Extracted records
☆ ☆ ☆ ☆

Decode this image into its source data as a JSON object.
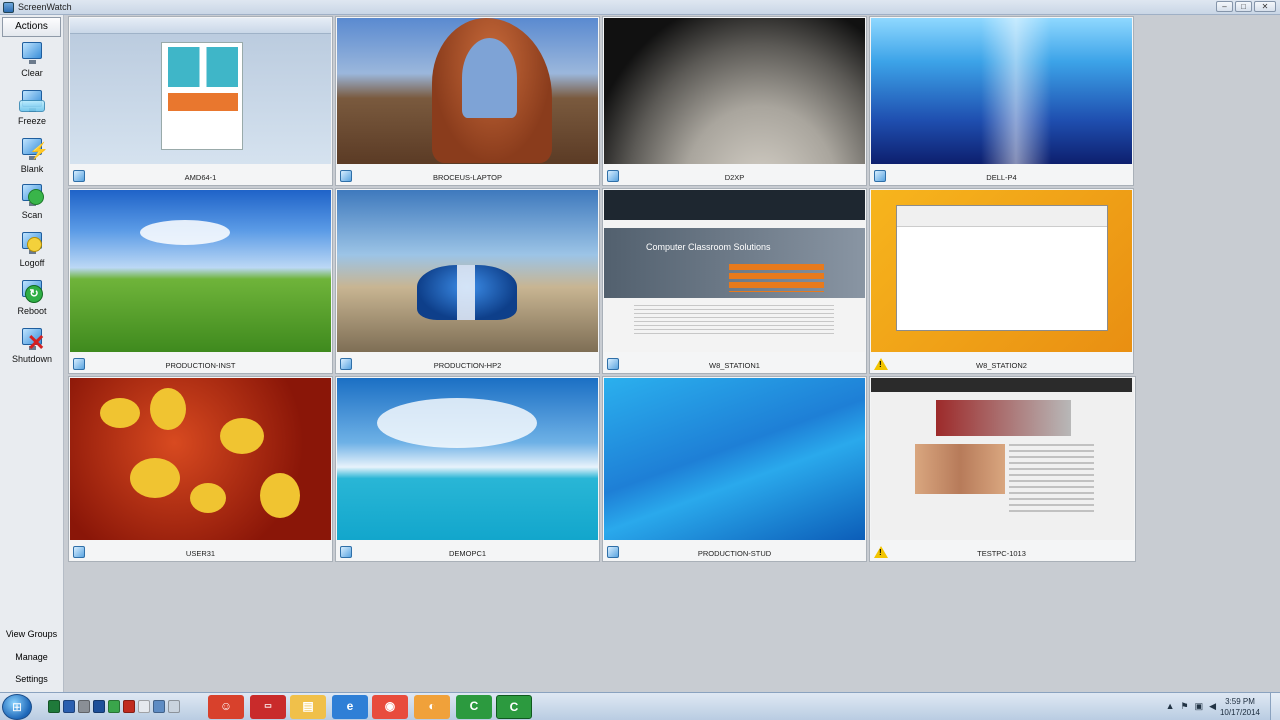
{
  "window": {
    "title": "ScreenWatch",
    "buttons": [
      "–",
      "□",
      "✕"
    ]
  },
  "sidebar": {
    "header": "Actions",
    "actions": [
      {
        "label": "Clear",
        "icon": "clear-monitor-icon"
      },
      {
        "label": "Freeze",
        "icon": "freeze-monitor-icon"
      },
      {
        "label": "Blank",
        "icon": "blank-monitor-icon"
      },
      {
        "label": "Scan",
        "icon": "scan-monitor-icon"
      },
      {
        "label": "Logoff",
        "icon": "logoff-key-icon"
      },
      {
        "label": "Reboot",
        "icon": "reboot-icon"
      },
      {
        "label": "Shutdown",
        "icon": "shutdown-icon"
      }
    ],
    "bottom": [
      "View Groups",
      "Manage",
      "Settings"
    ]
  },
  "computers": [
    {
      "name": "AMD64-1",
      "status": "ok"
    },
    {
      "name": "BROCEUS-LAPTOP",
      "status": "ok"
    },
    {
      "name": "D2XP",
      "status": "ok"
    },
    {
      "name": "DELL-P4",
      "status": "ok"
    },
    {
      "name": "PRODUCTION-INST",
      "status": "ok"
    },
    {
      "name": "PRODUCTION-HP2",
      "status": "ok"
    },
    {
      "name": "W8_STATION1",
      "status": "ok"
    },
    {
      "name": "W8_STATION2",
      "status": "warning"
    },
    {
      "name": "USER31",
      "status": "ok"
    },
    {
      "name": "DEMOPC1",
      "status": "ok"
    },
    {
      "name": "PRODUCTION-STUD",
      "status": "ok"
    },
    {
      "name": "TESTPC-1013",
      "status": "warning"
    }
  ],
  "thumbnail_text": {
    "web_hero": "Computer Classroom Solutions",
    "web_phone": "Call Now 800.237.5465"
  },
  "taskbar": {
    "clock_time": "3:59 PM",
    "clock_date": "10/17/2014"
  },
  "colors": {
    "accent": "#2d6db3",
    "warning": "#f2c400",
    "tile_border": "#a9b0b8"
  }
}
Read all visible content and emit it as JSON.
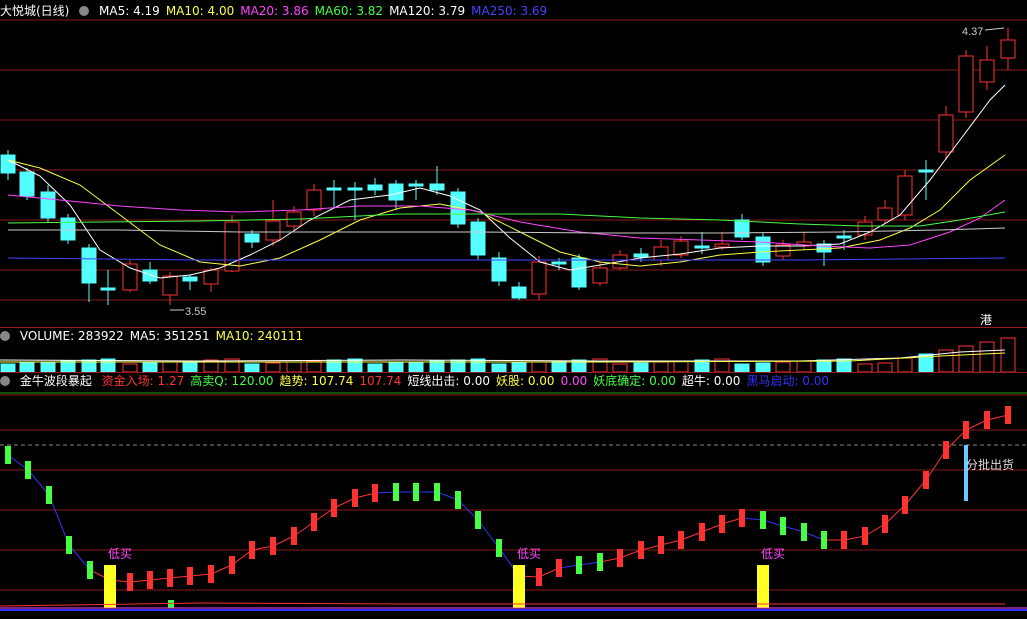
{
  "main": {
    "title": "大悦城(日线)",
    "ma": [
      {
        "label": "MA5: 4.19",
        "color": "#ffffff"
      },
      {
        "label": "MA10: 4.00",
        "color": "#ffff44"
      },
      {
        "label": "MA20: 3.86",
        "color": "#ff44ff"
      },
      {
        "label": "MA60: 3.82",
        "color": "#44ff44"
      },
      {
        "label": "MA120: 3.79",
        "color": "#ffffff"
      },
      {
        "label": "MA250: 3.69",
        "color": "#4444ff"
      }
    ],
    "high_label": "4.37",
    "low_label": "3.55",
    "gang": "港"
  },
  "volume": {
    "items": [
      {
        "label": "VOLUME: 283922",
        "color": "#ffffff"
      },
      {
        "label": "MA5: 351251",
        "color": "#ffffff"
      },
      {
        "label": "MA10: 240111",
        "color": "#ffff44"
      }
    ]
  },
  "indicator": {
    "name": "金牛波段暴起",
    "items": [
      {
        "label": "资金入场: 1.27",
        "color": "#ff3333"
      },
      {
        "label": "高卖Q: 120.00",
        "color": "#44ff44"
      },
      {
        "label": "趋势: 107.74",
        "color": "#ffff44"
      },
      {
        "label": "107.74",
        "color": "#ff3333"
      },
      {
        "label": "短线出击: 0.00",
        "color": "#ffffff"
      },
      {
        "label": "妖股: 0.00",
        "color": "#ffff44"
      },
      {
        "label": "0.00",
        "color": "#ff44ff"
      },
      {
        "label": "妖底确定: 0.00",
        "color": "#44ff44"
      },
      {
        "label": "超牛: 0.00",
        "color": "#ffffff"
      },
      {
        "label": "黑马启动: 0.00",
        "color": "#3333ff"
      }
    ],
    "buy_label": "低买",
    "sell_label": "分批出货"
  },
  "colors": {
    "up": "#ff3232",
    "down": "#54ffff",
    "grid": "#8b1a1a"
  }
}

☆ ☆ ☆ ☆

**Exercise**
Write out each line again precisely as it appears, skipping every picture.

**Completed exercise**
Decode this image into its source data as a JSON object.
{
  "window": {
    "title": "ScreenWatch",
    "buttons": [
      "–",
      "□",
      "✕"
    ]
  },
  "sidebar": {
    "header": "Actions",
    "actions": [
      {
        "label": "Clear",
        "icon": "clear-monitor-icon"
      },
      {
        "label": "Freeze",
        "icon": "freeze-monitor-icon"
      },
      {
        "label": "Blank",
        "icon": "blank-monitor-icon"
      },
      {
        "label": "Scan",
        "icon": "scan-monitor-icon"
      },
      {
        "label": "Logoff",
        "icon": "logoff-key-icon"
      },
      {
        "label": "Reboot",
        "icon": "reboot-icon"
      },
      {
        "label": "Shutdown",
        "icon": "shutdown-icon"
      }
    ],
    "bottom": [
      "View Groups",
      "Manage",
      "Settings"
    ]
  },
  "computers": [
    {
      "name": "AMD64-1",
      "status": "ok"
    },
    {
      "name": "BROCEUS-LAPTOP",
      "status": "ok"
    },
    {
      "name": "D2XP",
      "status": "ok"
    },
    {
      "name": "DELL-P4",
      "status": "ok"
    },
    {
      "name": "PRODUCTION-INST",
      "status": "ok"
    },
    {
      "name": "PRODUCTION-HP2",
      "status": "ok"
    },
    {
      "name": "W8_STATION1",
      "status": "ok"
    },
    {
      "name": "W8_STATION2",
      "status": "warning"
    },
    {
      "name": "USER31",
      "status": "ok"
    },
    {
      "name": "DEMOPC1",
      "status": "ok"
    },
    {
      "name": "PRODUCTION-STUD",
      "status": "ok"
    },
    {
      "name": "TESTPC-1013",
      "status": "warning"
    }
  ],
  "thumbnail_text": {
    "web_hero": "Computer Classroom Solutions",
    "web_phone": "Call Now 800.237.5465"
  },
  "taskbar": {
    "clock_time": "3:59 PM",
    "clock_date": "10/17/2014"
  },
  "colors": {
    "accent": "#2d6db3",
    "warning": "#f2c400",
    "tile_border": "#a9b0b8"
  }
}
Read all visible content and emit it as JSON.
{
  "main": {
    "title": "大悦城(日线)",
    "ma": [
      {
        "label": "MA5: 4.19",
        "color": "#ffffff"
      },
      {
        "label": "MA10: 4.00",
        "color": "#ffff44"
      },
      {
        "label": "MA20: 3.86",
        "color": "#ff44ff"
      },
      {
        "label": "MA60: 3.82",
        "color": "#44ff44"
      },
      {
        "label": "MA120: 3.79",
        "color": "#ffffff"
      },
      {
        "label": "MA250: 3.69",
        "color": "#4444ff"
      }
    ],
    "high_label": "4.37",
    "low_label": "3.55",
    "gang": "港"
  },
  "volume": {
    "items": [
      {
        "label": "VOLUME: 283922",
        "color": "#ffffff"
      },
      {
        "label": "MA5: 351251",
        "color": "#ffffff"
      },
      {
        "label": "MA10: 240111",
        "color": "#ffff44"
      }
    ]
  },
  "indicator": {
    "name": "金牛波段暴起",
    "items": [
      {
        "label": "资金入场: 1.27",
        "color": "#ff3333"
      },
      {
        "label": "高卖Q: 120.00",
        "color": "#44ff44"
      },
      {
        "label": "趋势: 107.74",
        "color": "#ffff44"
      },
      {
        "label": "107.74",
        "color": "#ff3333"
      },
      {
        "label": "短线出击: 0.00",
        "color": "#ffffff"
      },
      {
        "label": "妖股: 0.00",
        "color": "#ffff44"
      },
      {
        "label": "0.00",
        "color": "#ff44ff"
      },
      {
        "label": "妖底确定: 0.00",
        "color": "#44ff44"
      },
      {
        "label": "超牛: 0.00",
        "color": "#ffffff"
      },
      {
        "label": "黑马启动: 0.00",
        "color": "#3333ff"
      }
    ],
    "buy_label": "低买",
    "sell_label": "分批出货"
  },
  "colors": {
    "up": "#ff3232",
    "down": "#54ffff",
    "grid": "#8b1a1a"
  }
}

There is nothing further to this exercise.